**INSTRUCTIONS TO FOLLOW:**
Of the lines in the entries below, state how many hold the word "σήμερα". Say nothing else.

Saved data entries
>>>

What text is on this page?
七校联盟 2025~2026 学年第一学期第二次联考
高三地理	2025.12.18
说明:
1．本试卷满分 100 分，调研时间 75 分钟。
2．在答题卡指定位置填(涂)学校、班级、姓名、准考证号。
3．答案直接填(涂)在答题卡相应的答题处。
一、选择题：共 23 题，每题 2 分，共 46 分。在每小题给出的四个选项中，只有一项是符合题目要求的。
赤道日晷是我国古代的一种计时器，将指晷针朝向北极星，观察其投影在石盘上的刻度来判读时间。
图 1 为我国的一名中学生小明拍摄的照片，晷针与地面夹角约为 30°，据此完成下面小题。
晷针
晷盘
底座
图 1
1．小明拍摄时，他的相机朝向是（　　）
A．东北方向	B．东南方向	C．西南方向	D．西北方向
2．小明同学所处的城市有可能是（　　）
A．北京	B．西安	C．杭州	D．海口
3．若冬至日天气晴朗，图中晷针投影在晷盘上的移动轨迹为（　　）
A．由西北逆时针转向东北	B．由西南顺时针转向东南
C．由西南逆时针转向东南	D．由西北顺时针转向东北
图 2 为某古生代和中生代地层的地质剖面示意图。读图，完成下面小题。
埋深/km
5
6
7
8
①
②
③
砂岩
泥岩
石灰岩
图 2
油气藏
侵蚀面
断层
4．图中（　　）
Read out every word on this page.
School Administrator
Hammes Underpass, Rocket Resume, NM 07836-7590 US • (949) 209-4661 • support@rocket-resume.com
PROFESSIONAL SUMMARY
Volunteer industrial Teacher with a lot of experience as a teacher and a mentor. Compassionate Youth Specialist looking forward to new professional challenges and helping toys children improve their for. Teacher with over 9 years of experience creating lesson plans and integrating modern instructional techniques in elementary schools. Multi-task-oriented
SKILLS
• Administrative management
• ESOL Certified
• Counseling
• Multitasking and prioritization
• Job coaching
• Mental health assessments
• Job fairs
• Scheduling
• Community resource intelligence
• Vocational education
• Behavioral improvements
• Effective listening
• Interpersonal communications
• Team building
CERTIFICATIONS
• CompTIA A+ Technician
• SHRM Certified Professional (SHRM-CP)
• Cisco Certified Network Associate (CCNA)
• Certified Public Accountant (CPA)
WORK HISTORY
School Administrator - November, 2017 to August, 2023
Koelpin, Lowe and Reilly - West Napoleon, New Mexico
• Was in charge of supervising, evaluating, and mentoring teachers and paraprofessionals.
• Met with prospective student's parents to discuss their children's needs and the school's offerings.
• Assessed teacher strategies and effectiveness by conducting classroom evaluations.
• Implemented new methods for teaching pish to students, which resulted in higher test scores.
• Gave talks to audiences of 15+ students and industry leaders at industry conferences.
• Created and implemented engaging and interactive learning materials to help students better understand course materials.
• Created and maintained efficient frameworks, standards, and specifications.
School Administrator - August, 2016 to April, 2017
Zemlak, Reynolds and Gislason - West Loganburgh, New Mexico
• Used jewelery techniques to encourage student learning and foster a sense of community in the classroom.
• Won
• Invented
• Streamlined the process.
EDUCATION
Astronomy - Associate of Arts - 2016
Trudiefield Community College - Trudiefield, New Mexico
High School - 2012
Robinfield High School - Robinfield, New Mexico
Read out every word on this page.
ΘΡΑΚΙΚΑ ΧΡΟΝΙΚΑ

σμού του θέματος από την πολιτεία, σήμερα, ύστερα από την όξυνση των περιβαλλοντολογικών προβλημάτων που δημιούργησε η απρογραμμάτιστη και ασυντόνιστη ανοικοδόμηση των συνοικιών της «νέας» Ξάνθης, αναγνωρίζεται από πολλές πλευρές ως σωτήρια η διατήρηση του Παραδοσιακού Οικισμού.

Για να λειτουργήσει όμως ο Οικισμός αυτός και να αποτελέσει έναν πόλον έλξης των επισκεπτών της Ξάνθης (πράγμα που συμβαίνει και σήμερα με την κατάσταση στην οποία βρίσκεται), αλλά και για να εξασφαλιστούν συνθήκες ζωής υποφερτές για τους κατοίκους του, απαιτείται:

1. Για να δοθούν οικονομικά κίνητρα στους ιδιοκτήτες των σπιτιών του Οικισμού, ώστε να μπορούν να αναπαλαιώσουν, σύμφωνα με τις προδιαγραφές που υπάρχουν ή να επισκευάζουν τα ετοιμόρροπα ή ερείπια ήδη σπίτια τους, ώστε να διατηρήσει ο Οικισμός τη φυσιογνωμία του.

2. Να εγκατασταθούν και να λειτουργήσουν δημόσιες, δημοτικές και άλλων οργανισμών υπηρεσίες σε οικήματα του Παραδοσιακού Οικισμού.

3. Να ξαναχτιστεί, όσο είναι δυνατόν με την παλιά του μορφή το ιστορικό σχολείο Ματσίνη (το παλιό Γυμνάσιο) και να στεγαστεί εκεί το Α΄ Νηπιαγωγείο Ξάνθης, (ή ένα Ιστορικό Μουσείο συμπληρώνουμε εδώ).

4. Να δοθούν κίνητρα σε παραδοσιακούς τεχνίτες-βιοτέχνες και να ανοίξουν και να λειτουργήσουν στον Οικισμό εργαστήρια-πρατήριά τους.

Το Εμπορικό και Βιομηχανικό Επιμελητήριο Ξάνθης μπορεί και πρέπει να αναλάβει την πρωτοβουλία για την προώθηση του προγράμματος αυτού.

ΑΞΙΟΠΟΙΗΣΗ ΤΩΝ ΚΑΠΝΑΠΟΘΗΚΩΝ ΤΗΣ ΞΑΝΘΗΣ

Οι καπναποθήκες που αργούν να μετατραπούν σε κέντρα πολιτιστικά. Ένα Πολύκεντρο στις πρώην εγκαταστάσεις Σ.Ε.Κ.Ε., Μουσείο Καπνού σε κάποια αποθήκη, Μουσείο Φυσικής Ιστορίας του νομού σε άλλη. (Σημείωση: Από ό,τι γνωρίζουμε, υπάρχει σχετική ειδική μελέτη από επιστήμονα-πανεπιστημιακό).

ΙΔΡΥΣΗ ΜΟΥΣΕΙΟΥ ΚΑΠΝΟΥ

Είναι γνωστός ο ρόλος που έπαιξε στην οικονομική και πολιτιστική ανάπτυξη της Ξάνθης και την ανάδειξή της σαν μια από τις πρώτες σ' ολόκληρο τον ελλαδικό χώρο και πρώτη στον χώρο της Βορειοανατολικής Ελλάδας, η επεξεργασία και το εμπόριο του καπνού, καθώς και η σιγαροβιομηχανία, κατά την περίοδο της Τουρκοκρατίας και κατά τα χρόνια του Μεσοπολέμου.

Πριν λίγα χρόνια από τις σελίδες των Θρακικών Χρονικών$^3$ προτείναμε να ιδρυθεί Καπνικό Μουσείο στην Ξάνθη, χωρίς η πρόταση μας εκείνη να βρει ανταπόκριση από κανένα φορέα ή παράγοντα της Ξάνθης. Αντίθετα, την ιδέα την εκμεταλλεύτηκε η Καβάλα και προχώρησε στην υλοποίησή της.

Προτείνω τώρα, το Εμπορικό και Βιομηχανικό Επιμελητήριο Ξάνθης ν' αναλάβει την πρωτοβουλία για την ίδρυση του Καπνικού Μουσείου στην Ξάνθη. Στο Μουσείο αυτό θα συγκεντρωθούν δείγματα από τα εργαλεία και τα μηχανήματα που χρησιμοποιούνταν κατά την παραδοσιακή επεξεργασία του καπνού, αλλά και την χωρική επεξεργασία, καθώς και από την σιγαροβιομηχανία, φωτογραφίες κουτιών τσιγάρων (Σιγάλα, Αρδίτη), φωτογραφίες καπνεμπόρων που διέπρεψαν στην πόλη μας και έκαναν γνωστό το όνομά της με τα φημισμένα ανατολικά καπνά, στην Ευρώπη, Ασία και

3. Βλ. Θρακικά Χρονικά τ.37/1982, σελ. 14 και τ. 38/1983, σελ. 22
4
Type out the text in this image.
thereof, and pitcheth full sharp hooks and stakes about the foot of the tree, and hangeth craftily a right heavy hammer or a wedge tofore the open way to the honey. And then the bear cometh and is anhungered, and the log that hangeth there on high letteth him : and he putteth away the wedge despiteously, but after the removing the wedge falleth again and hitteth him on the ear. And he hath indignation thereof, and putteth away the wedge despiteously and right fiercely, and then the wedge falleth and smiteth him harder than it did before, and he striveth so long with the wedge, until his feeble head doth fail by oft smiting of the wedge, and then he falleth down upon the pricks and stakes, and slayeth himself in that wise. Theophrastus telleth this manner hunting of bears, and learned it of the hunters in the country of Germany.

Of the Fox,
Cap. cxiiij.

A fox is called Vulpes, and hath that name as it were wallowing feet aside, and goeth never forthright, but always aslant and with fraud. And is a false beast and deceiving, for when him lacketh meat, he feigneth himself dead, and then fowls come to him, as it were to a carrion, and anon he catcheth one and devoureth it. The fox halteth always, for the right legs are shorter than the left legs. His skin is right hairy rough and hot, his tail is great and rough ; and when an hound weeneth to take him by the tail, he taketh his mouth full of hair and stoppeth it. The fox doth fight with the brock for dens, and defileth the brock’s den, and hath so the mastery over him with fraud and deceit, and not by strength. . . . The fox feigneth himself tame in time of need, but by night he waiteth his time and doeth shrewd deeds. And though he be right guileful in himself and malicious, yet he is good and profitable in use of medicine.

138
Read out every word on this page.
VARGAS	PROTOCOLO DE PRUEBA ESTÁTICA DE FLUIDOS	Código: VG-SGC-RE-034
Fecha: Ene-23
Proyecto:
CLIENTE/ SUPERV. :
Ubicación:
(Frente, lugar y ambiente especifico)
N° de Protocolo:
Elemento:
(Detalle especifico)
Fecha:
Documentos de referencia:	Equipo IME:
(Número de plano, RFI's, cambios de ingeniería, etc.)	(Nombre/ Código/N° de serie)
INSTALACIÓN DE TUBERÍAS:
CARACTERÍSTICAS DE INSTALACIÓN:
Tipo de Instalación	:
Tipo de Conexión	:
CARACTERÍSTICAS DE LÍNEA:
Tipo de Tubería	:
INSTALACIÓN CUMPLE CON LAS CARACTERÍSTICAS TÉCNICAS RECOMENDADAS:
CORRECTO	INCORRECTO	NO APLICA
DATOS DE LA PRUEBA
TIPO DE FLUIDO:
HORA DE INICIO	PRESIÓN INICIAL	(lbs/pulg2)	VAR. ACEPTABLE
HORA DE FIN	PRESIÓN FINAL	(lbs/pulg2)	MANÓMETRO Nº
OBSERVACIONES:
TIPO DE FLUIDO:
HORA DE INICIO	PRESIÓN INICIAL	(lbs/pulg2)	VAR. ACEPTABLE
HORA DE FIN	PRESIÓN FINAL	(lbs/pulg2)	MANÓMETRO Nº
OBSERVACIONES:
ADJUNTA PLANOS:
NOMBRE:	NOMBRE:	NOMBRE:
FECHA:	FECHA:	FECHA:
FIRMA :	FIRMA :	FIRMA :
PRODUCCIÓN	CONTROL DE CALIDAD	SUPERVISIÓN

<<<

**WORKED SOLUTION:**
2